### Given instruction
Spot each line that carries the word "таких"; copy those lines.

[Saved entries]
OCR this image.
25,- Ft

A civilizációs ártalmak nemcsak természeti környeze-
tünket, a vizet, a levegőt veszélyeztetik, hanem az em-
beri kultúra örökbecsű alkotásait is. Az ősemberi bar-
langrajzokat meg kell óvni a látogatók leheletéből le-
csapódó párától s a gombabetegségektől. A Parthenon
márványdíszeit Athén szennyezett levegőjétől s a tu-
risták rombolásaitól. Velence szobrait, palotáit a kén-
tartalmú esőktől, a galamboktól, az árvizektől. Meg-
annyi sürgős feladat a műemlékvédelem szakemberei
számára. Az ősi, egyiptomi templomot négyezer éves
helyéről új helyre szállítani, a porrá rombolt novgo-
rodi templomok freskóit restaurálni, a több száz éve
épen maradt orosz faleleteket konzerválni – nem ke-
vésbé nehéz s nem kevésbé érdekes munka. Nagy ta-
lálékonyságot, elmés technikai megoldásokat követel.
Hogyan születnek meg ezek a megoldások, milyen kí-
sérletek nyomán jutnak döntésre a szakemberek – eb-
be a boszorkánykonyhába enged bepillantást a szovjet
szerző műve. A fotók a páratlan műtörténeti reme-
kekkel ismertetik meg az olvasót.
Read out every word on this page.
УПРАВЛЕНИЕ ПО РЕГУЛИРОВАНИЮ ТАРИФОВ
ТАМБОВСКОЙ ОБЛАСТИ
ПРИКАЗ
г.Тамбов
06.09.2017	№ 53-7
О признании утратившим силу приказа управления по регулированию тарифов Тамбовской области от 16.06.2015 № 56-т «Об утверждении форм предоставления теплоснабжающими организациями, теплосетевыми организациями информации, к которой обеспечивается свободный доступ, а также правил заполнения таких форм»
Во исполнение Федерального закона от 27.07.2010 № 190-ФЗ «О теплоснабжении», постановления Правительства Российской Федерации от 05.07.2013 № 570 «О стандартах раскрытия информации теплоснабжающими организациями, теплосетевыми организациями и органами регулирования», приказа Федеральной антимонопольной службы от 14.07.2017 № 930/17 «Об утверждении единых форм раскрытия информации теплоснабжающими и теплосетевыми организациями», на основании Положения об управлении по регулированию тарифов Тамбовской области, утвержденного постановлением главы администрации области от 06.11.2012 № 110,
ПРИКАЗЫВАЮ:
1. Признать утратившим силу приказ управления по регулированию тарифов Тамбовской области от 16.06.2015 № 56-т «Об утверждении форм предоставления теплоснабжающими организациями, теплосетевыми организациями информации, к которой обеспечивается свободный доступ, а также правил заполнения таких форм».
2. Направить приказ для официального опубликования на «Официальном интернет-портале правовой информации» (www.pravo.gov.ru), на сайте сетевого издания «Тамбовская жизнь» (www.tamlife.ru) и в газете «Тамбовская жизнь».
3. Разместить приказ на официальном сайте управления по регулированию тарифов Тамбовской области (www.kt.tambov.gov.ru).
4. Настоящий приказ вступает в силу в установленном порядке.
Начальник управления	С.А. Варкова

### Answer to this task
О признании утратившим силу приказа управления по регулированию тарифов Тамбовской области от 16.06.2015 № 56-т «Об утверждении форм предоставления теплоснабжающими организациями, теплосетевыми организациями информации, к которой обеспечивается свободный доступ, а также правил заполнения таких форм»
1. Признать утратившим силу приказ управления по регулированию тарифов Тамбовской области от 16.06.2015 № 56-т «Об утверждении форм предоставления теплоснабжающими организациями, теплосетевыми организациями информации, к которой обеспечивается свободный доступ, а также правил заполнения таких форм».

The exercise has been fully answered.